* _Aim of the exercise_
All of the entries must be reproduced exactly, with no images carried over.

Structured figure records:
• • • • •
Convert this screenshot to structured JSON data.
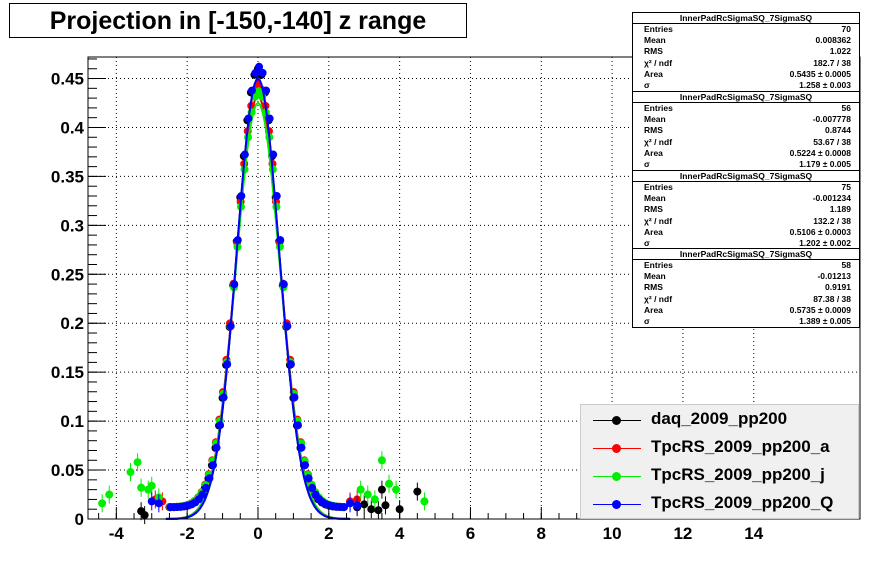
{
  "title": "Projection in [-150,-140] z range",
  "chart_data": {
    "type": "scatter",
    "xlim": [
      -4.8,
      17
    ],
    "ylim": [
      0,
      0.472
    ],
    "x_ticks": [
      "-4",
      "-2",
      "0",
      "2",
      "4",
      "6",
      "8",
      "10",
      "12",
      "14"
    ],
    "x_tick_values": [
      -4,
      -2,
      0,
      2,
      4,
      6,
      8,
      10,
      12,
      14
    ],
    "y_ticks": [
      "0",
      "0.05",
      "0.1",
      "0.15",
      "0.2",
      "0.25",
      "0.3",
      "0.35",
      "0.4",
      "0.45"
    ],
    "y_tick_values": [
      0,
      0.05,
      0.1,
      0.15,
      0.2,
      0.25,
      0.3,
      0.35,
      0.4,
      0.45
    ],
    "grid": true,
    "legend_position": "bottom-right",
    "series": [
      {
        "name": "daq_2009_pp200",
        "color": "#000000",
        "sigma": 0.6,
        "peak": 0.448,
        "tail_points": [
          [
            -3.3,
            0.008
          ],
          [
            -3.2,
            0.004
          ],
          [
            2.8,
            0.012
          ],
          [
            3.0,
            0.015
          ],
          [
            3.2,
            0.01
          ],
          [
            3.4,
            0.009
          ],
          [
            3.5,
            0.03
          ],
          [
            3.6,
            0.014
          ],
          [
            4.0,
            0.01
          ],
          [
            4.5,
            0.028
          ]
        ]
      },
      {
        "name": "TpcRS_2009_pp200_a",
        "color": "#ff0000",
        "sigma": 0.62,
        "peak": 0.432,
        "tail_points": [
          [
            -2.9,
            0.02
          ],
          [
            -2.7,
            0.018
          ],
          [
            2.6,
            0.018
          ],
          [
            2.8,
            0.02
          ]
        ]
      },
      {
        "name": "TpcRS_2009_pp200_j",
        "color": "#00ee00",
        "sigma": 0.62,
        "peak": 0.425,
        "tail_points": [
          [
            -4.4,
            0.016
          ],
          [
            -4.2,
            0.025
          ],
          [
            -3.6,
            0.048
          ],
          [
            -3.4,
            0.058
          ],
          [
            -3.3,
            0.032
          ],
          [
            -3.1,
            0.03
          ],
          [
            -3.0,
            0.034
          ],
          [
            -2.8,
            0.022
          ],
          [
            2.9,
            0.03
          ],
          [
            3.1,
            0.025
          ],
          [
            3.3,
            0.02
          ],
          [
            3.5,
            0.06
          ],
          [
            3.7,
            0.036
          ],
          [
            3.9,
            0.03
          ],
          [
            4.7,
            0.018
          ]
        ]
      },
      {
        "name": "TpcRS_2009_pp200_Q",
        "color": "#0000ff",
        "sigma": 0.6,
        "peak": 0.45,
        "tail_points": [
          [
            -3.0,
            0.018
          ],
          [
            -2.8,
            0.016
          ],
          [
            2.6,
            0.016
          ],
          [
            2.8,
            0.014
          ]
        ]
      }
    ]
  },
  "stats_boxes": [
    {
      "title": "InnerPadRcSigmaSQ_7SigmaSQ",
      "rows": [
        {
          "k": "Entries",
          "v": "70"
        },
        {
          "k": "Mean",
          "v": "0.008362"
        },
        {
          "k": "RMS",
          "v": "1.022"
        },
        {
          "k": "χ² / ndf",
          "v": "182.7 / 38"
        },
        {
          "k": "Area",
          "v": "0.5435 ± 0.0005"
        },
        {
          "k": "σ",
          "v": "1.258 ± 0.003"
        }
      ]
    },
    {
      "title": "InnerPadRcSigmaSQ_7SigmaSQ",
      "rows": [
        {
          "k": "Entries",
          "v": "56"
        },
        {
          "k": "Mean",
          "v": "-0.007778"
        },
        {
          "k": "RMS",
          "v": "0.8744"
        },
        {
          "k": "χ² / ndf",
          "v": "53.67 / 38"
        },
        {
          "k": "Area",
          "v": "0.5224 ± 0.0008"
        },
        {
          "k": "σ",
          "v": "1.179 ± 0.005"
        }
      ]
    },
    {
      "title": "InnerPadRcSigmaSQ_7SigmaSQ",
      "rows": [
        {
          "k": "Entries",
          "v": "75"
        },
        {
          "k": "Mean",
          "v": "-0.001234"
        },
        {
          "k": "RMS",
          "v": "1.189"
        },
        {
          "k": "χ² / ndf",
          "v": "132.2 / 38"
        },
        {
          "k": "Area",
          "v": "0.5106 ± 0.0003"
        },
        {
          "k": "σ",
          "v": "1.202 ± 0.002"
        }
      ]
    },
    {
      "title": "InnerPadRcSigmaSQ_7SigmaSQ",
      "rows": [
        {
          "k": "Entries",
          "v": "58"
        },
        {
          "k": "Mean",
          "v": "-0.01213"
        },
        {
          "k": "RMS",
          "v": "0.9191"
        },
        {
          "k": "χ² / ndf",
          "v": "87.38 / 38"
        },
        {
          "k": "Area",
          "v": "0.5735 ± 0.0009"
        },
        {
          "k": "σ",
          "v": "1.389 ± 0.005"
        }
      ]
    }
  ]
}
• • • • •
* _Exercise result_
Convert this screenshot to structured JSON data.
{
  "title": "Projection in [-150,-140] z range",
  "chart_data": {
    "type": "scatter",
    "xlim": [
      -4.8,
      17
    ],
    "ylim": [
      0,
      0.472
    ],
    "x_ticks": [
      "-4",
      "-2",
      "0",
      "2",
      "4",
      "6",
      "8",
      "10",
      "12",
      "14"
    ],
    "x_tick_values": [
      -4,
      -2,
      0,
      2,
      4,
      6,
      8,
      10,
      12,
      14
    ],
    "y_ticks": [
      "0",
      "0.05",
      "0.1",
      "0.15",
      "0.2",
      "0.25",
      "0.3",
      "0.35",
      "0.4",
      "0.45"
    ],
    "y_tick_values": [
      0,
      0.05,
      0.1,
      0.15,
      0.2,
      0.25,
      0.3,
      0.35,
      0.4,
      0.45
    ],
    "grid": true,
    "legend_position": "bottom-right",
    "series": [
      {
        "name": "daq_2009_pp200",
        "color": "#000000",
        "sigma": 0.6,
        "peak": 0.448,
        "tail_points": [
          [
            -3.3,
            0.008
          ],
          [
            -3.2,
            0.004
          ],
          [
            2.8,
            0.012
          ],
          [
            3.0,
            0.015
          ],
          [
            3.2,
            0.01
          ],
          [
            3.4,
            0.009
          ],
          [
            3.5,
            0.03
          ],
          [
            3.6,
            0.014
          ],
          [
            4.0,
            0.01
          ],
          [
            4.5,
            0.028
          ]
        ]
      },
      {
        "name": "TpcRS_2009_pp200_a",
        "color": "#ff0000",
        "sigma": 0.62,
        "peak": 0.432,
        "tail_points": [
          [
            -2.9,
            0.02
          ],
          [
            -2.7,
            0.018
          ],
          [
            2.6,
            0.018
          ],
          [
            2.8,
            0.02
          ]
        ]
      },
      {
        "name": "TpcRS_2009_pp200_j",
        "color": "#00ee00",
        "sigma": 0.62,
        "peak": 0.425,
        "tail_points": [
          [
            -4.4,
            0.016
          ],
          [
            -4.2,
            0.025
          ],
          [
            -3.6,
            0.048
          ],
          [
            -3.4,
            0.058
          ],
          [
            -3.3,
            0.032
          ],
          [
            -3.1,
            0.03
          ],
          [
            -3.0,
            0.034
          ],
          [
            -2.8,
            0.022
          ],
          [
            2.9,
            0.03
          ],
          [
            3.1,
            0.025
          ],
          [
            3.3,
            0.02
          ],
          [
            3.5,
            0.06
          ],
          [
            3.7,
            0.036
          ],
          [
            3.9,
            0.03
          ],
          [
            4.7,
            0.018
          ]
        ]
      },
      {
        "name": "TpcRS_2009_pp200_Q",
        "color": "#0000ff",
        "sigma": 0.6,
        "peak": 0.45,
        "tail_points": [
          [
            -3.0,
            0.018
          ],
          [
            -2.8,
            0.016
          ],
          [
            2.6,
            0.016
          ],
          [
            2.8,
            0.014
          ]
        ]
      }
    ]
  },
  "stats_boxes": [
    {
      "title": "InnerPadRcSigmaSQ_7SigmaSQ",
      "rows": [
        {
          "k": "Entries",
          "v": "70"
        },
        {
          "k": "Mean",
          "v": "0.008362"
        },
        {
          "k": "RMS",
          "v": "1.022"
        },
        {
          "k": "χ² / ndf",
          "v": "182.7 / 38"
        },
        {
          "k": "Area",
          "v": "0.5435 ± 0.0005"
        },
        {
          "k": "σ",
          "v": "1.258 ± 0.003"
        }
      ]
    },
    {
      "title": "InnerPadRcSigmaSQ_7SigmaSQ",
      "rows": [
        {
          "k": "Entries",
          "v": "56"
        },
        {
          "k": "Mean",
          "v": "-0.007778"
        },
        {
          "k": "RMS",
          "v": "0.8744"
        },
        {
          "k": "χ² / ndf",
          "v": "53.67 / 38"
        },
        {
          "k": "Area",
          "v": "0.5224 ± 0.0008"
        },
        {
          "k": "σ",
          "v": "1.179 ± 0.005"
        }
      ]
    },
    {
      "title": "InnerPadRcSigmaSQ_7SigmaSQ",
      "rows": [
        {
          "k": "Entries",
          "v": "75"
        },
        {
          "k": "Mean",
          "v": "-0.001234"
        },
        {
          "k": "RMS",
          "v": "1.189"
        },
        {
          "k": "χ² / ndf",
          "v": "132.2 / 38"
        },
        {
          "k": "Area",
          "v": "0.5106 ± 0.0003"
        },
        {
          "k": "σ",
          "v": "1.202 ± 0.002"
        }
      ]
    },
    {
      "title": "InnerPadRcSigmaSQ_7SigmaSQ",
      "rows": [
        {
          "k": "Entries",
          "v": "58"
        },
        {
          "k": "Mean",
          "v": "-0.01213"
        },
        {
          "k": "RMS",
          "v": "0.9191"
        },
        {
          "k": "χ² / ndf",
          "v": "87.38 / 38"
        },
        {
          "k": "Area",
          "v": "0.5735 ± 0.0009"
        },
        {
          "k": "σ",
          "v": "1.389 ± 0.005"
        }
      ]
    }
  ]
}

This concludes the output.